| Aim |
Find the number of lines containing the string "conto" in the data. Answer with the number by itself.

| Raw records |
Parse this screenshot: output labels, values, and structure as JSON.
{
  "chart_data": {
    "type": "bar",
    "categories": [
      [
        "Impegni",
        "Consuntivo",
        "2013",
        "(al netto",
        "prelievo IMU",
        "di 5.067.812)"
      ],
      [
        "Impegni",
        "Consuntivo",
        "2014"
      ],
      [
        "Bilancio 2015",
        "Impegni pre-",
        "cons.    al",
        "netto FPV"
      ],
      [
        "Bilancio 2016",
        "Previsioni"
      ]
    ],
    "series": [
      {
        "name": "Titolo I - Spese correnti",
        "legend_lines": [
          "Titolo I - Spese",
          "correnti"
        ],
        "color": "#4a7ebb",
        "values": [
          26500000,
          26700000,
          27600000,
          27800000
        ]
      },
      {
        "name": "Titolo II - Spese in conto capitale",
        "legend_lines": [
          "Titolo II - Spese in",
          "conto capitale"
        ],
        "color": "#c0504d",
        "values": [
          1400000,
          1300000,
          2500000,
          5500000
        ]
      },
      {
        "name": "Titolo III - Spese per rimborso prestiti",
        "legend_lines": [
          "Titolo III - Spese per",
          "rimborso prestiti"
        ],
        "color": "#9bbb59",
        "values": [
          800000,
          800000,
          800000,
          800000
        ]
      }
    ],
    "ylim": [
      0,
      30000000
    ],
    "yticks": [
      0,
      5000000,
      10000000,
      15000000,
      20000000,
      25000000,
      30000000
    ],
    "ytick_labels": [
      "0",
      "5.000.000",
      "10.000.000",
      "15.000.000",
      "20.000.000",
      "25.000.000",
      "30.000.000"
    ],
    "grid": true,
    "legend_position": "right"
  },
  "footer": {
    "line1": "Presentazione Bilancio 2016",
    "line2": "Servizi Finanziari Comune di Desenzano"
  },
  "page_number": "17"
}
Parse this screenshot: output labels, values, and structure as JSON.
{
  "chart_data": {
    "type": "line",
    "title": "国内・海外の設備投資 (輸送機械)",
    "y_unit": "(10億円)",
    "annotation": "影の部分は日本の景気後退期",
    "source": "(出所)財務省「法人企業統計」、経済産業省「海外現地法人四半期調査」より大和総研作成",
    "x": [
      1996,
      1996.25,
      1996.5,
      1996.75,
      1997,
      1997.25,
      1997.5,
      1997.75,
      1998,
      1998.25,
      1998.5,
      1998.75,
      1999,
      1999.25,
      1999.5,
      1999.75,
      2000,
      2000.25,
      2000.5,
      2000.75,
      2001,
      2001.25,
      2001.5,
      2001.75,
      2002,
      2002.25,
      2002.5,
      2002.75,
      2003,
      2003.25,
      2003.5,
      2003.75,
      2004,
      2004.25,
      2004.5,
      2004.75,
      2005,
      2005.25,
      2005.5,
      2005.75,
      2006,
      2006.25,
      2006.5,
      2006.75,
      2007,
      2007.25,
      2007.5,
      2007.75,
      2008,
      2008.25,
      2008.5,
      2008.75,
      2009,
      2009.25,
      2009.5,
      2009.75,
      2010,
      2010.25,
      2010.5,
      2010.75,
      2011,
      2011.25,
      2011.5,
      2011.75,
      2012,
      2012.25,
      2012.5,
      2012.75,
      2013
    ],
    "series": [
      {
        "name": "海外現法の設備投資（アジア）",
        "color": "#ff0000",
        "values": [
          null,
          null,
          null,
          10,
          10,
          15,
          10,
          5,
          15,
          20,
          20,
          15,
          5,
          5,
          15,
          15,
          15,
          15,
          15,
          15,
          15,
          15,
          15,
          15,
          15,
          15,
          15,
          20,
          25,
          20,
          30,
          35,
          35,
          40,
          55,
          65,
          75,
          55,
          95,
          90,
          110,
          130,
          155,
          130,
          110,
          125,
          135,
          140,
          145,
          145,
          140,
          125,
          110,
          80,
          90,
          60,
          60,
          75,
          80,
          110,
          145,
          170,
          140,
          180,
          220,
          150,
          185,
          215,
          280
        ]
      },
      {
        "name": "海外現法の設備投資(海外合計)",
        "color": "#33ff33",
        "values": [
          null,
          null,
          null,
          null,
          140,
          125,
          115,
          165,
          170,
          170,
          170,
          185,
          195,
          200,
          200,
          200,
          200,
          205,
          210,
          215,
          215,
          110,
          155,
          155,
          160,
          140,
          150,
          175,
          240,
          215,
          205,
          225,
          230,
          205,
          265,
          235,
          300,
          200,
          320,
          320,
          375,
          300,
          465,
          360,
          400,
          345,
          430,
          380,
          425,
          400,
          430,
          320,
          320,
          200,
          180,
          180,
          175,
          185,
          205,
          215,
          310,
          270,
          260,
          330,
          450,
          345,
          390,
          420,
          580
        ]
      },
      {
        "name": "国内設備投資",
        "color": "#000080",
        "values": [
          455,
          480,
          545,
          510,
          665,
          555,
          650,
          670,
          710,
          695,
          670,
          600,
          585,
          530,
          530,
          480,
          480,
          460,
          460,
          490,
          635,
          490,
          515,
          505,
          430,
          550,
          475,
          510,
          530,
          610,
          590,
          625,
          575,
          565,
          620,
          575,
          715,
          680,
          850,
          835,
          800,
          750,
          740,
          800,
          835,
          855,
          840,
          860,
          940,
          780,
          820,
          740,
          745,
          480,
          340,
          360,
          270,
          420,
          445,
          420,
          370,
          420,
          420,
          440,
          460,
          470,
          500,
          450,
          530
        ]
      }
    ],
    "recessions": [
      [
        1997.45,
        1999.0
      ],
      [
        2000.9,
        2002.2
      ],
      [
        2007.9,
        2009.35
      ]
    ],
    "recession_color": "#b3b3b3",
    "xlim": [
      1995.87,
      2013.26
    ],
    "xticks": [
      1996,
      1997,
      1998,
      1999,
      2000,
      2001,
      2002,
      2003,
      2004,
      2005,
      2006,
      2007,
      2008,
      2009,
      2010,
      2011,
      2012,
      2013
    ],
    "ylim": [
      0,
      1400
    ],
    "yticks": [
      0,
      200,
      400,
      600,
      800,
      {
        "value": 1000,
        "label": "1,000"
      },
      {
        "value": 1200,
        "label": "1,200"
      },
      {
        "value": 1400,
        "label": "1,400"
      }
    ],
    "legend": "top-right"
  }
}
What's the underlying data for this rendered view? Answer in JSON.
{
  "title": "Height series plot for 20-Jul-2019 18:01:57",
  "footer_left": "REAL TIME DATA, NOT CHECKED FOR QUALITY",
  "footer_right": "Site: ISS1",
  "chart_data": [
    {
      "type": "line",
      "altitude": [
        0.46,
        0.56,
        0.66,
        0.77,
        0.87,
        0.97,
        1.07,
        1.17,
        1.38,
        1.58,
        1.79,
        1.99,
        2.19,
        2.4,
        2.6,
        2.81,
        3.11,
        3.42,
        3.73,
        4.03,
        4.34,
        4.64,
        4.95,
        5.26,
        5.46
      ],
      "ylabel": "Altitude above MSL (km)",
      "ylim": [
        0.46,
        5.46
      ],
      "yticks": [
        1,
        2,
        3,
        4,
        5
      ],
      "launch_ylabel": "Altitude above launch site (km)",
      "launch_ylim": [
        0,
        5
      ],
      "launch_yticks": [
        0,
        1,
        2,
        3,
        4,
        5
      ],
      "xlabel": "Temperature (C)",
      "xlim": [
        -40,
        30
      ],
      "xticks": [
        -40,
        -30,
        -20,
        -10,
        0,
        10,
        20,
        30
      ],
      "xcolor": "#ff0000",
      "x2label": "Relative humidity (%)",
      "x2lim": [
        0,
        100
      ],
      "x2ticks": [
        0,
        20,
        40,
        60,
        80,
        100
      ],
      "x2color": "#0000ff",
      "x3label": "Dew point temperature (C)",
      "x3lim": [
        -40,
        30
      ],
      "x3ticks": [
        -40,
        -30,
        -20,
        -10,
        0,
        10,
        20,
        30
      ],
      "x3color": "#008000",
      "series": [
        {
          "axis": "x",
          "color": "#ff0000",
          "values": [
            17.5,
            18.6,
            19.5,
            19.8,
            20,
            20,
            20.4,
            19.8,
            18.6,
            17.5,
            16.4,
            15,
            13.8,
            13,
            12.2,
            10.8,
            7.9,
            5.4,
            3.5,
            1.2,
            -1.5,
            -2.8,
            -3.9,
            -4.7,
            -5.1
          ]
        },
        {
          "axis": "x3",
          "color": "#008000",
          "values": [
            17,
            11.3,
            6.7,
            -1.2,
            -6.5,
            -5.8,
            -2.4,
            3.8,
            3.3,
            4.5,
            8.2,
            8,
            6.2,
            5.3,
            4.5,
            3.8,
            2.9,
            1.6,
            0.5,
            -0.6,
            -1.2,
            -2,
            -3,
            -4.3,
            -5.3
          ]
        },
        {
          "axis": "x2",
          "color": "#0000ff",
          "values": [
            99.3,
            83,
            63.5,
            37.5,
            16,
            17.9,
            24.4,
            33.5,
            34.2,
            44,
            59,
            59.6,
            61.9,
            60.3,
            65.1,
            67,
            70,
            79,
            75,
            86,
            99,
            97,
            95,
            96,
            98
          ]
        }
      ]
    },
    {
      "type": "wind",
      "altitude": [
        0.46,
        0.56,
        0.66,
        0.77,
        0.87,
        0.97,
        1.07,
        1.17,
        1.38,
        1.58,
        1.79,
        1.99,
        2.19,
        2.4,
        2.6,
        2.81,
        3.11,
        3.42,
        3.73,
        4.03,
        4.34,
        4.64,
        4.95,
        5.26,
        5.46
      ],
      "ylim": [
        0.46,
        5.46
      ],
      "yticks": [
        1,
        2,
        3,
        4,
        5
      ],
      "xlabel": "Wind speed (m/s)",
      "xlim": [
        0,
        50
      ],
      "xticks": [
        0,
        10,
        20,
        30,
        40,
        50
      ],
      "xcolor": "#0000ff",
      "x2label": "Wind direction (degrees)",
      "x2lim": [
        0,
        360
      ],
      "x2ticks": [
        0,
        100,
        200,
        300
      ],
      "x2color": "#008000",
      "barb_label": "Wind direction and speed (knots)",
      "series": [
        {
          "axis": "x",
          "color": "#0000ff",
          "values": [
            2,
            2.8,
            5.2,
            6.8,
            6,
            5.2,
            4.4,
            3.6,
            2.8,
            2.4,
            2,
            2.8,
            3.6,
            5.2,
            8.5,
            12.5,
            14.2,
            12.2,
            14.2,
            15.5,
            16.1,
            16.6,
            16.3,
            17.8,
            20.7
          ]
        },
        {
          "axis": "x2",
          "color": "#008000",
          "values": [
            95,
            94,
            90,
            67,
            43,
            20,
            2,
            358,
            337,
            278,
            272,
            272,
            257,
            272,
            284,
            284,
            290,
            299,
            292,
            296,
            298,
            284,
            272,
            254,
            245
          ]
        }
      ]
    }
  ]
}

| The reply |
2